**YOUR TASKS**
1. Update the book-sales passage: rewrite everything from "I must have" down to "yet at least.", putting "vision" where "hallucination" appears.
2. Translate this sentence from the book-sales passage into Spanish: "My description was still broken, but sales were flooding in."
3. List every day of the week named in the book-sales passage.
-- START DOCUMENT PASSAGE --
I must have made some strange noise or (more likely) mumbled a string of four-letter astonishments, because my daughter rushed over to look, confirming my hallucination with a "Holy sh*t" of her own. But I still couldn't wrap my head around it, and I wondered if this was one of those dreams where you dream that you've woken up and gone through your usual day, only it isn't your usual day. But if it was a dream, then why was my description still messed up? I checked my rank but everything must have happened so fast that it wasn't reflected on my page… not yet at least.
Some part of my brain still wasn't registering this entirely, almost as if I looked too close it might disappear, so instead I headed down to work on the boat for a while, as I'd originally planned. Just before she left for work my daughter called me.
"Hey, mom! You know what your rank is? #112!"
112? I decided maybe I wanted to head home and see how many sales that equaled. By time I reached the house, my rank was down to #42. My description was still broken, but sales were flooding in. By night's end, my rank reached #27, and I'd sold over 1983 books. Saturday saw another 1260 sales and a rank of #35. Sunday was 1017 and #34. Monday, 1036 and #31. Tuesday, 712 and #39. Wednesday had dropped to a still respectable 604 and a rank of #51.
-- END DOCUMENT PASSAGE --
-- START SUPPLIED DATA --
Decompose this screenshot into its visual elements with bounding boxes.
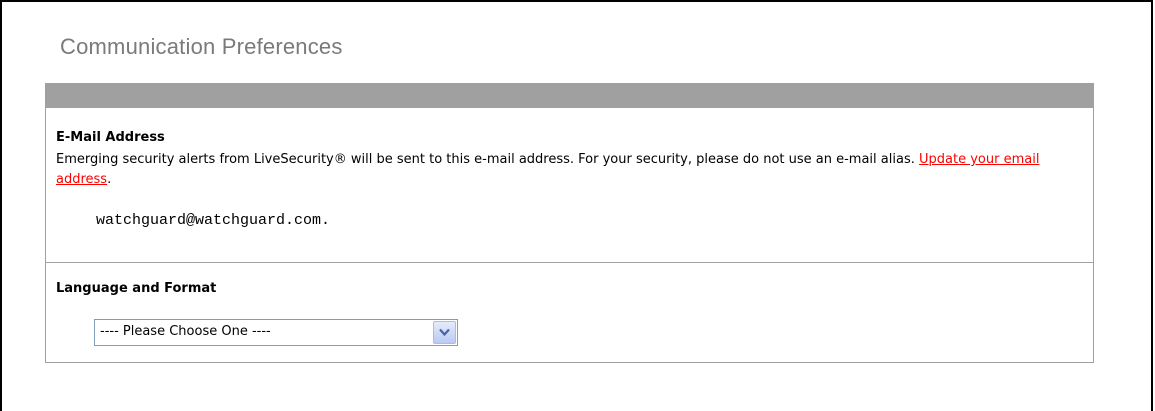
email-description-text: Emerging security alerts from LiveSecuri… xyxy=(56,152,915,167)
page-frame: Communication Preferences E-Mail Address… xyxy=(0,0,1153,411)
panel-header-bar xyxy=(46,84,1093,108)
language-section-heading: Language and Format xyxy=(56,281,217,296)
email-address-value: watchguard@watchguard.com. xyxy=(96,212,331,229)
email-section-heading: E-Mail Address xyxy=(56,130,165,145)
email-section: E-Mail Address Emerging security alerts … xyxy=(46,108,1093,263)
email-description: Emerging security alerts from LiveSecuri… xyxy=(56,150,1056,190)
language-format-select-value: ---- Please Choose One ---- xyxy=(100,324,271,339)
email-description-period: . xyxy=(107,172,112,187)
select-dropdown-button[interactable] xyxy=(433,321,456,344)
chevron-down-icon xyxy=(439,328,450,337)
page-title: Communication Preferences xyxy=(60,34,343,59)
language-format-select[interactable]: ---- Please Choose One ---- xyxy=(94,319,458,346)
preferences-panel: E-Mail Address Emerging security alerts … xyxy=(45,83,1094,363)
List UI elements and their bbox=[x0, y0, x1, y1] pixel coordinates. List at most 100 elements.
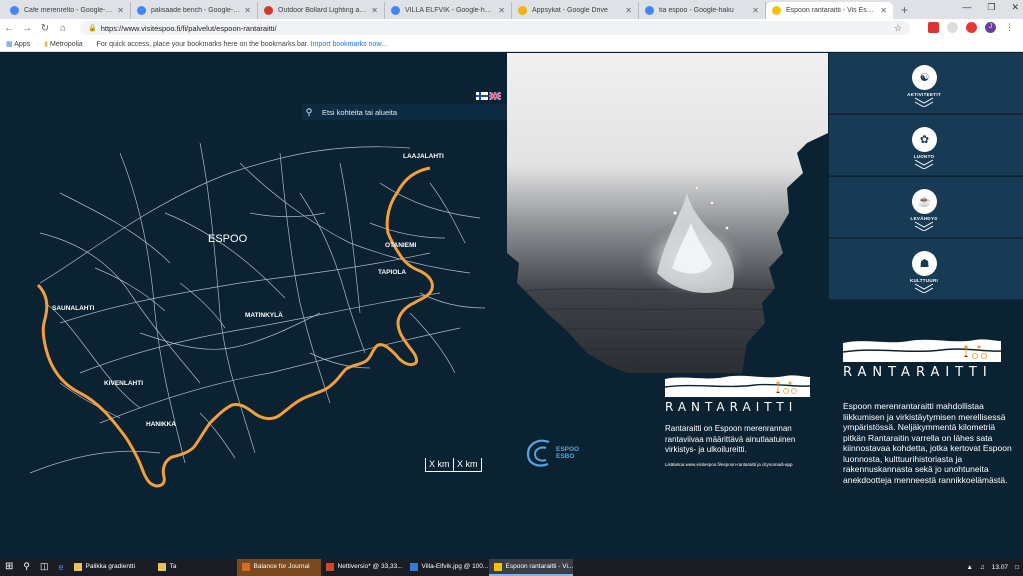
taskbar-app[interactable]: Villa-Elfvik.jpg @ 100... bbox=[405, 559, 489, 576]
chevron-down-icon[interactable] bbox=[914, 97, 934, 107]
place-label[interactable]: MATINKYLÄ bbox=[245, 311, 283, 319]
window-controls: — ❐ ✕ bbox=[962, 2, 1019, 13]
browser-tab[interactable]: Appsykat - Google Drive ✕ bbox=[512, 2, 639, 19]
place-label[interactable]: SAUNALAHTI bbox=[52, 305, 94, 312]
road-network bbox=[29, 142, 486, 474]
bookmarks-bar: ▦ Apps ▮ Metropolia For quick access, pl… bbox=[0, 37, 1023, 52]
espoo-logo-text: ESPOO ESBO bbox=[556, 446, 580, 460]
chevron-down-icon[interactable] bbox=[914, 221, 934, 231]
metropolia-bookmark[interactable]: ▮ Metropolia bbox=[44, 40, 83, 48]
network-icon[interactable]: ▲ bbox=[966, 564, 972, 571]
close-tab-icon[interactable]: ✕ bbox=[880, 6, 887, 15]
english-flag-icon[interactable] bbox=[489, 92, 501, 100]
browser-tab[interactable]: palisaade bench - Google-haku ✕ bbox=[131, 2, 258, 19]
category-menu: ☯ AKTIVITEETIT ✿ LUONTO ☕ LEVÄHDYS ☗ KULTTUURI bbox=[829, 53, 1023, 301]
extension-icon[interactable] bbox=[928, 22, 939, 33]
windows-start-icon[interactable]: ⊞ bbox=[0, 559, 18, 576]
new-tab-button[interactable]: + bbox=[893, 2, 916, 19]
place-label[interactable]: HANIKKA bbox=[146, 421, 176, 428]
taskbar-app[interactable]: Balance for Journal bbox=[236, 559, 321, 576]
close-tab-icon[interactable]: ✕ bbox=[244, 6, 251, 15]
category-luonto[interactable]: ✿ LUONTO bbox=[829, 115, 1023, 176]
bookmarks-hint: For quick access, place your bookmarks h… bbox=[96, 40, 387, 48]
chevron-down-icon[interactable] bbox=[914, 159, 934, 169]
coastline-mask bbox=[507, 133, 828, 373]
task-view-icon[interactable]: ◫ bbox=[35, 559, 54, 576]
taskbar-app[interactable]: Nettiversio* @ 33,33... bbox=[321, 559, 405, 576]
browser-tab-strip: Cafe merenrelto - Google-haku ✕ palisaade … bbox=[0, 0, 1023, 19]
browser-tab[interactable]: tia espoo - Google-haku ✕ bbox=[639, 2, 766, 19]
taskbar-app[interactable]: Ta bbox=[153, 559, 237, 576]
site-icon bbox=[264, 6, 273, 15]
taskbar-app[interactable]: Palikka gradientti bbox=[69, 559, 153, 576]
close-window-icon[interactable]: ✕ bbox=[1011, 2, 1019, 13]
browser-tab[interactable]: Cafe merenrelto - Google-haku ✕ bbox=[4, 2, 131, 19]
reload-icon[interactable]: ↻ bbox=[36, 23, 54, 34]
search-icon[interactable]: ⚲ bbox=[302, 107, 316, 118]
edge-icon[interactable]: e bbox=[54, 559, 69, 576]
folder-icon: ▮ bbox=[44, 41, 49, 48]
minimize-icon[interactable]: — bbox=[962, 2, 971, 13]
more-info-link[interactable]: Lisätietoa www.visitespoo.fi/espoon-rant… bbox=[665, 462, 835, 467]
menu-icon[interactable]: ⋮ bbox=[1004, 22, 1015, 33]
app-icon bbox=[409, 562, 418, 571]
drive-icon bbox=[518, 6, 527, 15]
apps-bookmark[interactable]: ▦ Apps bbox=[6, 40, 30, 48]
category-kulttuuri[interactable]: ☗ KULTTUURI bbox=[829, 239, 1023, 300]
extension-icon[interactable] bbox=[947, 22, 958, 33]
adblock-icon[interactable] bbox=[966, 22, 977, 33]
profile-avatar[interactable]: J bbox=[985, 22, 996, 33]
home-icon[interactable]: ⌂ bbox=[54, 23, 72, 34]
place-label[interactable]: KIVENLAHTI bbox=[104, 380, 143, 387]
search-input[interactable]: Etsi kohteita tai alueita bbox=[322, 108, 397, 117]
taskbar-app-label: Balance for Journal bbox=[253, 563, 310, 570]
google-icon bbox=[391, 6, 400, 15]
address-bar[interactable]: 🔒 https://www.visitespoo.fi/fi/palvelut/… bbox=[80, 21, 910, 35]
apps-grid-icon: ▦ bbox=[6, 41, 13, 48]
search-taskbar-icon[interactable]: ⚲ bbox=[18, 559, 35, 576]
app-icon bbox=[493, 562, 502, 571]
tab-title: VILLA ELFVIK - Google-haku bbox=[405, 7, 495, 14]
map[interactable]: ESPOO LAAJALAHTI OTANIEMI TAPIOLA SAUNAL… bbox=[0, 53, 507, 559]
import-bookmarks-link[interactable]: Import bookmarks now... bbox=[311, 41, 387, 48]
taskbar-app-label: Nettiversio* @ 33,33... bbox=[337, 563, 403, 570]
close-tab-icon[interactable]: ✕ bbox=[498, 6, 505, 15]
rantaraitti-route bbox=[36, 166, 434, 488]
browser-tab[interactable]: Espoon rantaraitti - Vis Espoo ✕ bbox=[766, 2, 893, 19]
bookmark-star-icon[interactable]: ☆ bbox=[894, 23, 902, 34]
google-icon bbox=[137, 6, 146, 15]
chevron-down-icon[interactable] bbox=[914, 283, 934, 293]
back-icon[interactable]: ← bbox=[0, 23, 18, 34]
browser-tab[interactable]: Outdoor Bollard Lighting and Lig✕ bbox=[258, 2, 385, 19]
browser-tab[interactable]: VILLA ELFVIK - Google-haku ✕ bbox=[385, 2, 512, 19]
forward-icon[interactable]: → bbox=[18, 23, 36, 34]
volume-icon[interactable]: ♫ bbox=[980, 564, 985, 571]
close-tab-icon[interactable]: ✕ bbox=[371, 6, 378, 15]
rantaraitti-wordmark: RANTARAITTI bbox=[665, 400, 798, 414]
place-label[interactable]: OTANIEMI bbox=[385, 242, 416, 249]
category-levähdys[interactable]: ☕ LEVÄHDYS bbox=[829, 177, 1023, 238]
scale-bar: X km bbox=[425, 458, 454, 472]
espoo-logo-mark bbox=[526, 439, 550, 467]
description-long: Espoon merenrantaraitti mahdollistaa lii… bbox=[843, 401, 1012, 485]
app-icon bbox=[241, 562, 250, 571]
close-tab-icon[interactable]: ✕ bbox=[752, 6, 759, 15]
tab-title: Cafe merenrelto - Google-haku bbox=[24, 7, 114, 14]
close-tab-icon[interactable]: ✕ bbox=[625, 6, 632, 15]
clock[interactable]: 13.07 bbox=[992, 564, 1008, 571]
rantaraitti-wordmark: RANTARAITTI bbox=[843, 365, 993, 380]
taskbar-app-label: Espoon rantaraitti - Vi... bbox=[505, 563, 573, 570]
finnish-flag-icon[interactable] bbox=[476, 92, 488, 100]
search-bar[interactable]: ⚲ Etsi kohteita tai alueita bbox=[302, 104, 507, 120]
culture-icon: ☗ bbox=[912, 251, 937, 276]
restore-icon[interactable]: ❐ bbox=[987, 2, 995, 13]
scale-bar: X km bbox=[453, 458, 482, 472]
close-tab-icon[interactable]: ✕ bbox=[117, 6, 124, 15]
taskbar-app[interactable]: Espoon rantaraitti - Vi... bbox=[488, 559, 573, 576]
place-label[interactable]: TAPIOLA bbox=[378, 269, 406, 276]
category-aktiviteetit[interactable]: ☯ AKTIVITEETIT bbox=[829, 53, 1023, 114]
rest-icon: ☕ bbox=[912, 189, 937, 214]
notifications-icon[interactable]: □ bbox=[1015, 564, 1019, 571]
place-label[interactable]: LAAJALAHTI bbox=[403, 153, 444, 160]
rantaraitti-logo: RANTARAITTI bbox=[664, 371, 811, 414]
-- END SUPPLIED DATA --
-- START SUPPLIED DATA --
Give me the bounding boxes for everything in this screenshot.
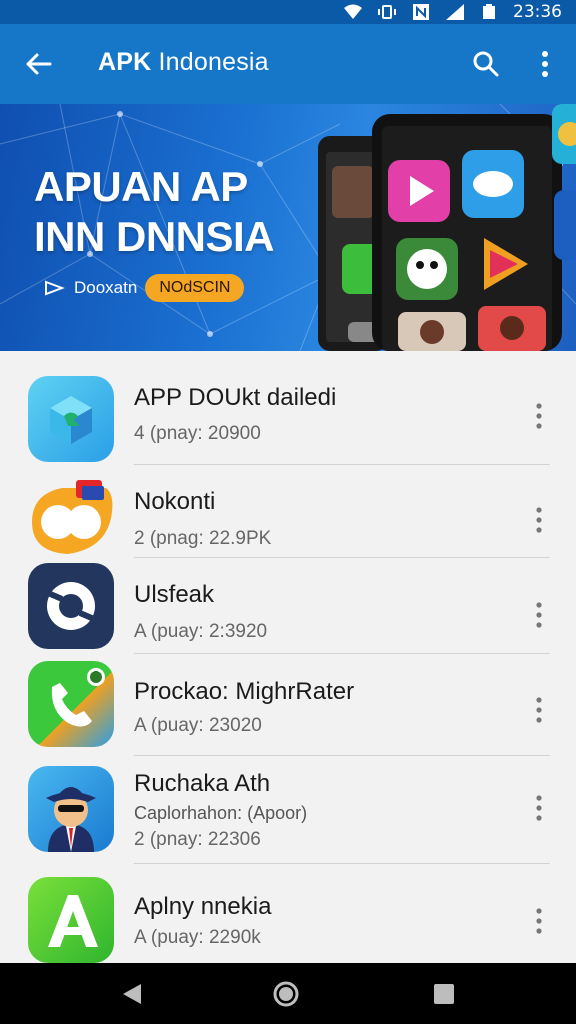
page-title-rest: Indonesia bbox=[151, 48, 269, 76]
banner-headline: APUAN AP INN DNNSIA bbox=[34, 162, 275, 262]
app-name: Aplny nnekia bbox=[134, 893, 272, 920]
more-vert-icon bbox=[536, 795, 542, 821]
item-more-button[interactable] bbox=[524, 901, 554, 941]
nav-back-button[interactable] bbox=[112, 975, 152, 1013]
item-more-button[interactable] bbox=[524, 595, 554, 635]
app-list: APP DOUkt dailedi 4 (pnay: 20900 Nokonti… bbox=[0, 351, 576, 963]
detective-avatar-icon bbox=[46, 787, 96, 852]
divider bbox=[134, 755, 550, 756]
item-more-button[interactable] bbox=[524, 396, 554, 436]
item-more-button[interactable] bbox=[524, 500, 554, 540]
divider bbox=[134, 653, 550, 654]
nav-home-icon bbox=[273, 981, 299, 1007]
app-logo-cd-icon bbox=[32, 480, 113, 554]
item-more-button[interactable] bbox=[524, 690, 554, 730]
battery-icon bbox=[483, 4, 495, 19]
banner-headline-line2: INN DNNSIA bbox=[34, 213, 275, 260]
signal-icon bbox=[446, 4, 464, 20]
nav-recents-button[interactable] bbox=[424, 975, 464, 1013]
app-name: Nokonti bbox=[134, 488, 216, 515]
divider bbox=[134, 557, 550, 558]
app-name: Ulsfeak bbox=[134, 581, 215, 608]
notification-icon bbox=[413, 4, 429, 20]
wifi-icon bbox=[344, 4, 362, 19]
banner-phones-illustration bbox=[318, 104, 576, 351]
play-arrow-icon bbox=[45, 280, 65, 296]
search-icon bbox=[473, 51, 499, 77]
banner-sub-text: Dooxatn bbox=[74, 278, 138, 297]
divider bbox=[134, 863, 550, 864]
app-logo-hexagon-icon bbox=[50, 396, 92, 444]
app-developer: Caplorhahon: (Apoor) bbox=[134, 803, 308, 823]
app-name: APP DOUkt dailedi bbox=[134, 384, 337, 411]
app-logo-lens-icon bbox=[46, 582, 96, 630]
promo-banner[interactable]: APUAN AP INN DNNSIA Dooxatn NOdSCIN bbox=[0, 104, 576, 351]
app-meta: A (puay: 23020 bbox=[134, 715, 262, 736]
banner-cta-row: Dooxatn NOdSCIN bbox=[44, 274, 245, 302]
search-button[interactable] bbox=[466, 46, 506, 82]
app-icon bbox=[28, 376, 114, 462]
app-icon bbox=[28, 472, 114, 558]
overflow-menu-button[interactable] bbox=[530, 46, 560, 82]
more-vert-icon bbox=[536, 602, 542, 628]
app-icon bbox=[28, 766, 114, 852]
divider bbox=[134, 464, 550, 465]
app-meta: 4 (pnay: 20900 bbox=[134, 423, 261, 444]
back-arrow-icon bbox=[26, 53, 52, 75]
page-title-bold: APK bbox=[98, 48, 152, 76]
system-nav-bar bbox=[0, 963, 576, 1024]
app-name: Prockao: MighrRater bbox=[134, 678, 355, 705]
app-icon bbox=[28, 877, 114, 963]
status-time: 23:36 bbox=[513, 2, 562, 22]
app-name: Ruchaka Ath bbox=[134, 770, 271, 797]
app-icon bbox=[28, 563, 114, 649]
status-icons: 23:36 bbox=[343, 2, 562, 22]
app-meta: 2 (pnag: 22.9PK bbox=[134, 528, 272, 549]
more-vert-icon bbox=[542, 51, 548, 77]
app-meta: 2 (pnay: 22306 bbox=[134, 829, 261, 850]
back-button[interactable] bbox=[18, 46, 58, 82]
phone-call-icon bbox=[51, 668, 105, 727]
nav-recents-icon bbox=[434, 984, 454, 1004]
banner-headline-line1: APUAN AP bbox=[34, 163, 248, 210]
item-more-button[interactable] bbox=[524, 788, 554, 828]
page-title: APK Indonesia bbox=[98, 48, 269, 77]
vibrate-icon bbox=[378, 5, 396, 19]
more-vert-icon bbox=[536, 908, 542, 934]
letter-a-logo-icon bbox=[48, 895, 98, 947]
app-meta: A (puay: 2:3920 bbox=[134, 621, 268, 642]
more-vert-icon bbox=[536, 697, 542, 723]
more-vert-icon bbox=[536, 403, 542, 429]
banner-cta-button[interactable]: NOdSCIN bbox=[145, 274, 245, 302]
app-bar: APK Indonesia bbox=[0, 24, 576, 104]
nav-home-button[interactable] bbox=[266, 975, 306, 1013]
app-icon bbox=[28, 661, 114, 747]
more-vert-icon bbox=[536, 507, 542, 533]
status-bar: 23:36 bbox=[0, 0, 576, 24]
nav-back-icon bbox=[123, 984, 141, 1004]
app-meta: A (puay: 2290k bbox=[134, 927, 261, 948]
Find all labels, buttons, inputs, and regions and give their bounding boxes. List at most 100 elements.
-- END SUPPLIED DATA --
**FINAL ANSWERS**
1.
I must have made some strange noise or (more likely) mumbled a string of four-letter astonishments, because my daughter rushed over to look, confirming my vision with a "Holy sh*t" of her own. But I still couldn't wrap my head around it, and I wondered if this was one of those dreams where you dream that you've woken up and gone through your usual day, only it isn't your usual day. But if it was a dream, then why was my description still messed up? I checked my rank but everything must have happened so fast that it wasn't reflected on my page… not yet at least.

2. Mi descripción seguía rota, pero las ventas llegaban a raudales.

3.
Saturday
Sunday
Monday
Tuesday
Wednesday